Pictures do not belong in the copy; quote every entry below exactly.
--
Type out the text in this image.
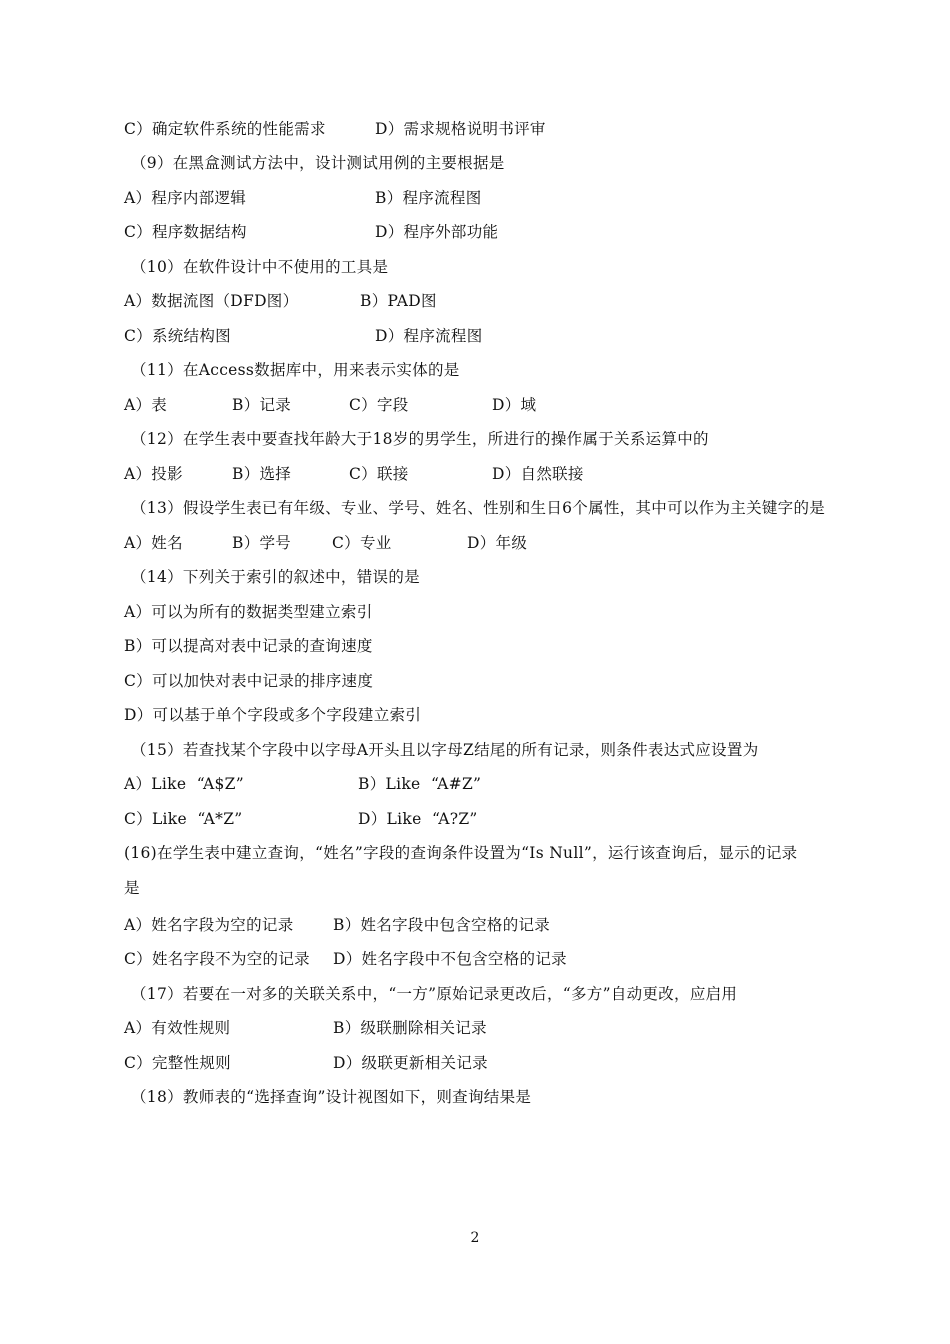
C）确定软件系统的性能需求	D）需求规格说明书评审
（9）在黑盒测试方法中，设计测试用例的主要根据是
A）程序内部逻辑	B）程序流程图
C）程序数据结构	D）程序外部功能
（10）在软件设计中不使用的工具是
A）数据流图（DFD图）	B）PAD图
C）系统结构图	D）程序流程图
（11）在Access数据库中，用来表示实体的是
A）表	B）记录	C）字段	D）域
（12）在学生表中要查找年龄大于18岁的男学生，所进行的操作属于关系运算中的
A）投影	B）选择	C）联接	D）自然联接
（13）假设学生表已有年级、专业、学号、姓名、性别和生日6个属性，其中可以作为主关键字的是
A）姓名	B）学号	C）专业	D）年级
（14）下列关于索引的叙述中，错误的是
A）可以为所有的数据类型建立索引
B）可以提高对表中记录的查询速度
C）可以加快对表中记录的排序速度
D）可以基于单个字段或多个字段建立索引
（15）若查找某个字段中以字母A开头且以字母Z结尾的所有记录，则条件表达式应设置为
A）Like  “A$Z”	B）Like  “A#Z”
C）Like  “A*Z”	D）Like  “A?Z”
(16)在学生表中建立查询，“姓名”字段的查询条件设置为“Is Null”，运行该查询后，显示的记录
是
A）姓名字段为空的记录	B）姓名字段中包含空格的记录
C）姓名字段不为空的记录 D）姓名字段中不包含空格的记录
（17）若要在一对多的关联关系中，“一方”原始记录更改后，“多方”自动更改，应启用
A）有效性规则	B）级联删除相关记录
C）完整性规则	D）级联更新相关记录
（18）教师表的“选择查询”设计视图如下，则查询结果是
2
--
• Exercise output:
Type out the text in this image.
C）确定软件系统的性能需求	D）需求规格说明书评审
（9）在黑盒测试方法中，设计测试用例的主要根据是
A）程序内部逻辑	B）程序流程图
C）程序数据结构	D）程序外部功能
（10）在软件设计中不使用的工具是
A）数据流图（DFD图）	B）PAD图
C）系统结构图	D）程序流程图
（11）在Access数据库中，用来表示实体的是
A）表	B）记录	C）字段	D）域
（12）在学生表中要查找年龄大于18岁的男学生，所进行的操作属于关系运算中的
A）投影	B）选择	C）联接	D）自然联接
（13）假设学生表已有年级、专业、学号、姓名、性别和生日6个属性，其中可以作为主关键字的是
A）姓名	B）学号	C）专业	D）年级
（14）下列关于索引的叙述中，错误的是
A）可以为所有的数据类型建立索引
B）可以提高对表中记录的查询速度
C）可以加快对表中记录的排序速度
D）可以基于单个字段或多个字段建立索引
（15）若查找某个字段中以字母A开头且以字母Z结尾的所有记录，则条件表达式应设置为
A）Like  “A$Z”	B）Like  “A#Z”
C）Like  “A*Z”	D）Like  “A?Z”
(16)在学生表中建立查询，“姓名”字段的查询条件设置为“Is Null”，运行该查询后，显示的记录
是
A）姓名字段为空的记录	B）姓名字段中包含空格的记录
C）姓名字段不为空的记录 D）姓名字段中不包含空格的记录
（17）若要在一对多的关联关系中，“一方”原始记录更改后，“多方”自动更改，应启用
A）有效性规则	B）级联删除相关记录
C）完整性规则	D）级联更新相关记录
（18）教师表的“选择查询”设计视图如下，则查询结果是
2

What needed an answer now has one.